--- START OF Excerpt to read ---
By Vivek Kumar Bansal on July 2nd, 2016

Just like in other learning problems, we are given a dataset $x^{(1)},x^{(2)}, \dots ,x^{(m)}$.

We are then given a new example, $x_{test}$, and we want to know whether this new example is abnormal/anomalous.

We define a **model** $p(x)$ that tells us the probability the example is not anomalous. We also use a threshold $\epsilon$ (epsilon) as a dividing line so we can say which examples are anomalous and which are not.

A very common application of anomaly detection is detecting fraud:
$$
\begin{align*}
& x^{(i)} = \text{features of user } i\text{'s activities} \newline
& \text{Model } p(x) \text{ from the data} \newline
& \text{Identify unusual users by checking which have } p(x) < \epsilon \
\end{align*}
$$
If our anomaly detector is flagging **too many** anomalous examples, then we need to **decrease** our threshold $\epsilon$.
--- END OF Excerpt to read ---
--- START OF Data entries ---
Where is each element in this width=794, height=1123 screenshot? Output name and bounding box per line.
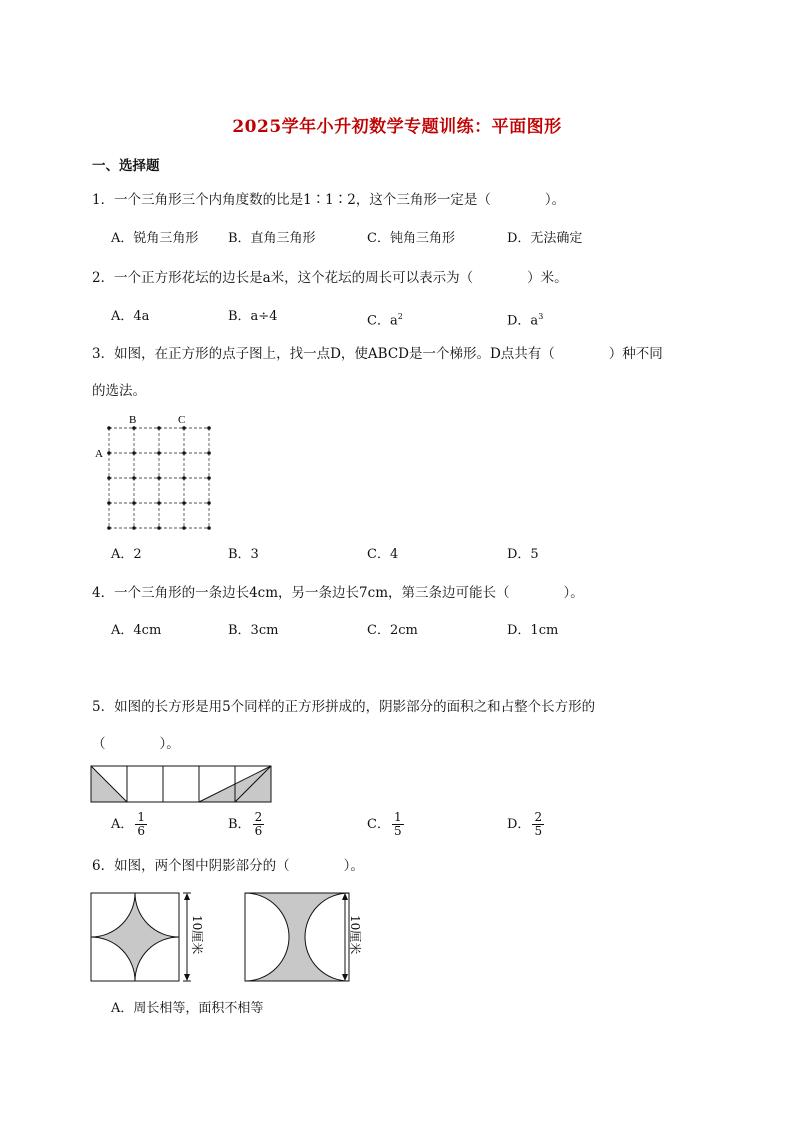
point-label-a: A [95,448,103,460]
q2-option-b[interactable]: B．a÷4 [228,309,278,324]
dot-grid-figure [92,410,222,535]
question-2-stem: 2．一个正方形花坛的边长是a米，这个花坛的周长可以表示为（ ）米。 [92,270,568,286]
question-3-stem-line2: 的选法。 [92,383,146,399]
q3-option-b[interactable]: B．3 [228,547,259,562]
dimension-label-left: 10厘米 [190,915,204,955]
question-5-stem-line2: （ ）。 [92,736,180,752]
q2-option-d[interactable]: D．$a^3$ [507,312,544,329]
q4-option-d[interactable]: D．1cm [507,623,559,638]
dimension-label-right: 10厘米 [348,915,362,955]
q4-option-b[interactable]: B．3cm [228,623,279,638]
question-3-stem-line1: 3．如图，在正方形的点子图上，找一点D，使ABCD是一个梯形。D点共有（ ）种不同 [92,346,663,362]
q1-option-c[interactable]: C．钝角三角形 [367,231,455,246]
q2-option-c[interactable]: C．$a^2$ [367,312,403,329]
q3-option-d[interactable]: D．5 [507,547,539,562]
q5-option-d[interactable]: D． $\frac{2}{5}$ [507,810,543,838]
question-6-stem: 6．如图，两个图中阴影部分的（ ）。 [92,858,364,874]
figure-concave-star [91,893,204,985]
q2-option-a[interactable]: A．4a [111,309,150,324]
five-squares-figure [91,766,273,804]
q3-option-a[interactable]: A．2 [111,547,142,562]
q1-option-b[interactable]: B．直角三角形 [228,231,316,246]
q5-option-c[interactable]: C． $\frac{1}{5}$ [367,810,402,838]
q4-option-a[interactable]: A．4cm [111,623,162,638]
point-label-c: C [178,414,186,426]
q5-option-a[interactable]: A． $\frac{1}{6}$ [111,810,146,838]
q6-option-a[interactable]: A．周长相等，面积不相等 [111,1001,264,1016]
point-label-b: B [129,414,137,426]
q4-option-c[interactable]: C．2cm [367,623,418,638]
q1-option-a[interactable]: A．锐角三角形 [111,231,199,246]
question-4-stem: 4．一个三角形的一条边长4cm，另一条边长7cm，第三条边可能长（ ）。 [92,585,584,601]
q2-option-d-exponent: 3 [538,312,544,321]
figure-semicircles [245,893,370,985]
page-title: 2025学年小升初数学专题训练：平面图形 [232,117,562,137]
q2-option-c-exponent: 2 [397,312,403,321]
section-heading: 一、选择题 [92,158,160,174]
q5-option-b[interactable]: B． $\frac{2}{6}$ [228,810,263,838]
q3-option-c[interactable]: C．4 [367,547,399,562]
question-5-stem-line1: 5．如图的长方形是用5个同样的正方形拼成的，阴影部分的面积之和占整个长方形的 [92,699,596,715]
question-1-stem: 1．一个三角形三个内角度数的比是1∶1∶2，这个三角形一定是（ ）。 [92,192,566,208]
q1-option-d[interactable]: D．无法确定 [507,231,583,246]
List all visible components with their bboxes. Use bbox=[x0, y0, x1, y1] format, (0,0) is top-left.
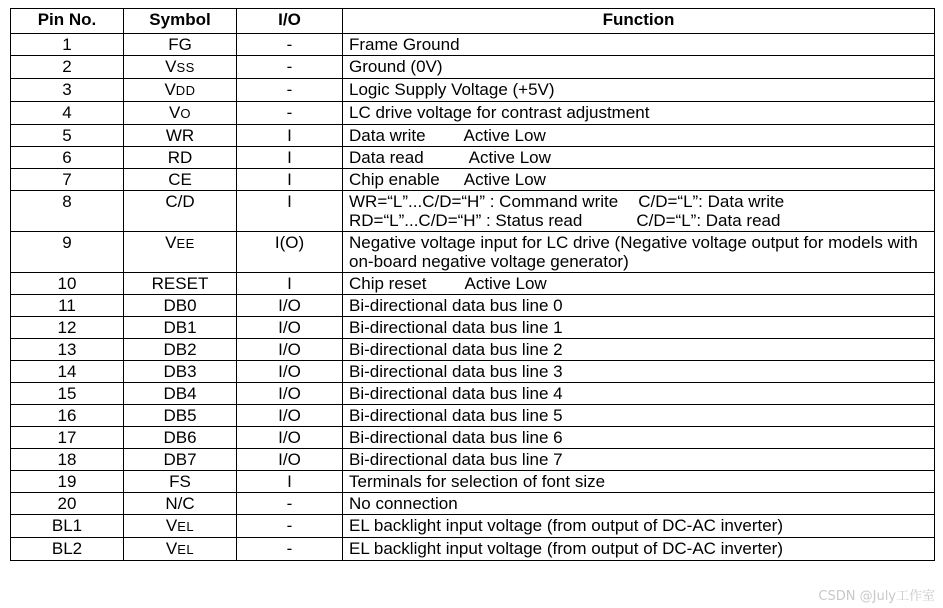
--- END OF Data entries ---
# Problem to solve
List every word or phrase printed in bold in the anomaly detection text above the items.

# Task result
model, too many, decrease